-- BEGIN MATERIAL SHOWN --

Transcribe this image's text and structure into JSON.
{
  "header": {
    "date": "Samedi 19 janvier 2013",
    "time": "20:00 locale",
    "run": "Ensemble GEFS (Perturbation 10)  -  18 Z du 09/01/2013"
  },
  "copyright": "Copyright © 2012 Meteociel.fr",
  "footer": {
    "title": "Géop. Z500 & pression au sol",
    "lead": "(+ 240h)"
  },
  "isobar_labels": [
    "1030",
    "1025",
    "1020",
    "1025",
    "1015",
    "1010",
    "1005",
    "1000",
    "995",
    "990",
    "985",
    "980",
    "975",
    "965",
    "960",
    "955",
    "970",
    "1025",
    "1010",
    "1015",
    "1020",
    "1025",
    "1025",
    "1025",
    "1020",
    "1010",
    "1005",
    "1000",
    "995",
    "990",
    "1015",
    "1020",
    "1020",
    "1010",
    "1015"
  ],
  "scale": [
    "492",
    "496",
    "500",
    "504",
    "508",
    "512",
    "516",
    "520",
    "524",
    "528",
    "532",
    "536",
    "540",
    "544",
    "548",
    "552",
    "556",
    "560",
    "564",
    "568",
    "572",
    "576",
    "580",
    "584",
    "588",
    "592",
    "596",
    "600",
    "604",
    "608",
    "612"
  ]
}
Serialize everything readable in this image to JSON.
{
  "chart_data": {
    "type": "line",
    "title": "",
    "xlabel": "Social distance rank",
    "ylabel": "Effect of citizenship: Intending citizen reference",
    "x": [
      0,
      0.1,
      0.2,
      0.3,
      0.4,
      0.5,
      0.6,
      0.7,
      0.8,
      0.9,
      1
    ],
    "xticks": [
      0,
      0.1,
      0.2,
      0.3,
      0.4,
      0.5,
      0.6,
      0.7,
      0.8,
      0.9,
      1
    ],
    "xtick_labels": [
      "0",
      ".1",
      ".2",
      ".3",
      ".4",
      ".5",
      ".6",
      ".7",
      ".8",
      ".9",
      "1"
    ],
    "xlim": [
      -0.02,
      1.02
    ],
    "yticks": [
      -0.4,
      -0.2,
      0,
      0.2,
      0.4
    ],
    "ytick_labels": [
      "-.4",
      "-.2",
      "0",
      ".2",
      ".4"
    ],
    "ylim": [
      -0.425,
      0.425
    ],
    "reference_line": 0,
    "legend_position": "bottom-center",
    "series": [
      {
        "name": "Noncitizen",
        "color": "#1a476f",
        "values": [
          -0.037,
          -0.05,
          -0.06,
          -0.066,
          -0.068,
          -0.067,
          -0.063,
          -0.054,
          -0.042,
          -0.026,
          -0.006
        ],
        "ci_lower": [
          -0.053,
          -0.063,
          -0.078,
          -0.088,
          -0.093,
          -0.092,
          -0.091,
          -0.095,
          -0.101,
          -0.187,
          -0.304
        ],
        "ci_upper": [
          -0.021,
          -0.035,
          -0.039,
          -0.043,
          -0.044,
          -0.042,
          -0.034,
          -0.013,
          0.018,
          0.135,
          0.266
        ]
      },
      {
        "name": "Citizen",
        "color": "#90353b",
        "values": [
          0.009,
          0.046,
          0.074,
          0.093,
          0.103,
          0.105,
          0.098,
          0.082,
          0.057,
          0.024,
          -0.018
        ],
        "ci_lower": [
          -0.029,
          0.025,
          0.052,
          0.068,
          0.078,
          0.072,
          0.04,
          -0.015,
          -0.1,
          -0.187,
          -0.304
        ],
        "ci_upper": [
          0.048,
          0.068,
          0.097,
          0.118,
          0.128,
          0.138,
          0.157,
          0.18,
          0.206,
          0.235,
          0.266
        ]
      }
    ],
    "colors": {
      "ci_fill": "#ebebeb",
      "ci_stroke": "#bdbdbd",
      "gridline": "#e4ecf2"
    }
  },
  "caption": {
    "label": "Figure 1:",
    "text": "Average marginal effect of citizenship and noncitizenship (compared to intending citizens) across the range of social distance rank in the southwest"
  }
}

-- END MATERIAL SHOWN --

→ **BRIEF**
The listing above should be transcribed in full, exactly as written.

→ **EXERCISE OUTPUT**
Transcribe this image's text and structure into JSON.
{
  "header": {
    "date": "Samedi 19 janvier 2013",
    "time": "20:00 locale",
    "run": "Ensemble GEFS (Perturbation 10)  -  18 Z du 09/01/2013"
  },
  "copyright": "Copyright © 2012 Meteociel.fr",
  "footer": {
    "title": "Géop. Z500 & pression au sol",
    "lead": "(+ 240h)"
  },
  "isobar_labels": [
    "1030",
    "1025",
    "1020",
    "1025",
    "1015",
    "1010",
    "1005",
    "1000",
    "995",
    "990",
    "985",
    "980",
    "975",
    "965",
    "960",
    "955",
    "970",
    "1025",
    "1010",
    "1015",
    "1020",
    "1025",
    "1025",
    "1025",
    "1020",
    "1010",
    "1005",
    "1000",
    "995",
    "990",
    "1015",
    "1020",
    "1020",
    "1010",
    "1015"
  ],
  "scale": [
    "492",
    "496",
    "500",
    "504",
    "508",
    "512",
    "516",
    "520",
    "524",
    "528",
    "532",
    "536",
    "540",
    "544",
    "548",
    "552",
    "556",
    "560",
    "564",
    "568",
    "572",
    "576",
    "580",
    "584",
    "588",
    "592",
    "596",
    "600",
    "604",
    "608",
    "612"
  ]
}
Serialize everything readable in this image to JSON.
{
  "chart_data": {
    "type": "line",
    "title": "",
    "xlabel": "Social distance rank",
    "ylabel": "Effect of citizenship: Intending citizen reference",
    "x": [
      0,
      0.1,
      0.2,
      0.3,
      0.4,
      0.5,
      0.6,
      0.7,
      0.8,
      0.9,
      1
    ],
    "xticks": [
      0,
      0.1,
      0.2,
      0.3,
      0.4,
      0.5,
      0.6,
      0.7,
      0.8,
      0.9,
      1
    ],
    "xtick_labels": [
      "0",
      ".1",
      ".2",
      ".3",
      ".4",
      ".5",
      ".6",
      ".7",
      ".8",
      ".9",
      "1"
    ],
    "xlim": [
      -0.02,
      1.02
    ],
    "yticks": [
      -0.4,
      -0.2,
      0,
      0.2,
      0.4
    ],
    "ytick_labels": [
      "-.4",
      "-.2",
      "0",
      ".2",
      ".4"
    ],
    "ylim": [
      -0.425,
      0.425
    ],
    "reference_line": 0,
    "legend_position": "bottom-center",
    "series": [
      {
        "name": "Noncitizen",
        "color": "#1a476f",
        "values": [
          -0.037,
          -0.05,
          -0.06,
          -0.066,
          -0.068,
          -0.067,
          -0.063,
          -0.054,
          -0.042,
          -0.026,
          -0.006
        ],
        "ci_lower": [
          -0.053,
          -0.063,
          -0.078,
          -0.088,
          -0.093,
          -0.092,
          -0.091,
          -0.095,
          -0.101,
          -0.187,
          -0.304
        ],
        "ci_upper": [
          -0.021,
          -0.035,
          -0.039,
          -0.043,
          -0.044,
          -0.042,
          -0.034,
          -0.013,
          0.018,
          0.135,
          0.266
        ]
      },
      {
        "name": "Citizen",
        "color": "#90353b",
        "values": [
          0.009,
          0.046,
          0.074,
          0.093,
          0.103,
          0.105,
          0.098,
          0.082,
          0.057,
          0.024,
          -0.018
        ],
        "ci_lower": [
          -0.029,
          0.025,
          0.052,
          0.068,
          0.078,
          0.072,
          0.04,
          -0.015,
          -0.1,
          -0.187,
          -0.304
        ],
        "ci_upper": [
          0.048,
          0.068,
          0.097,
          0.118,
          0.128,
          0.138,
          0.157,
          0.18,
          0.206,
          0.235,
          0.266
        ]
      }
    ],
    "colors": {
      "ci_fill": "#ebebeb",
      "ci_stroke": "#bdbdbd",
      "gridline": "#e4ecf2"
    }
  },
  "caption": {
    "label": "Figure 1:",
    "text": "Average marginal effect of citizenship and noncitizenship (compared to intending citizens) across the range of social distance rank in the southwest"
  }
}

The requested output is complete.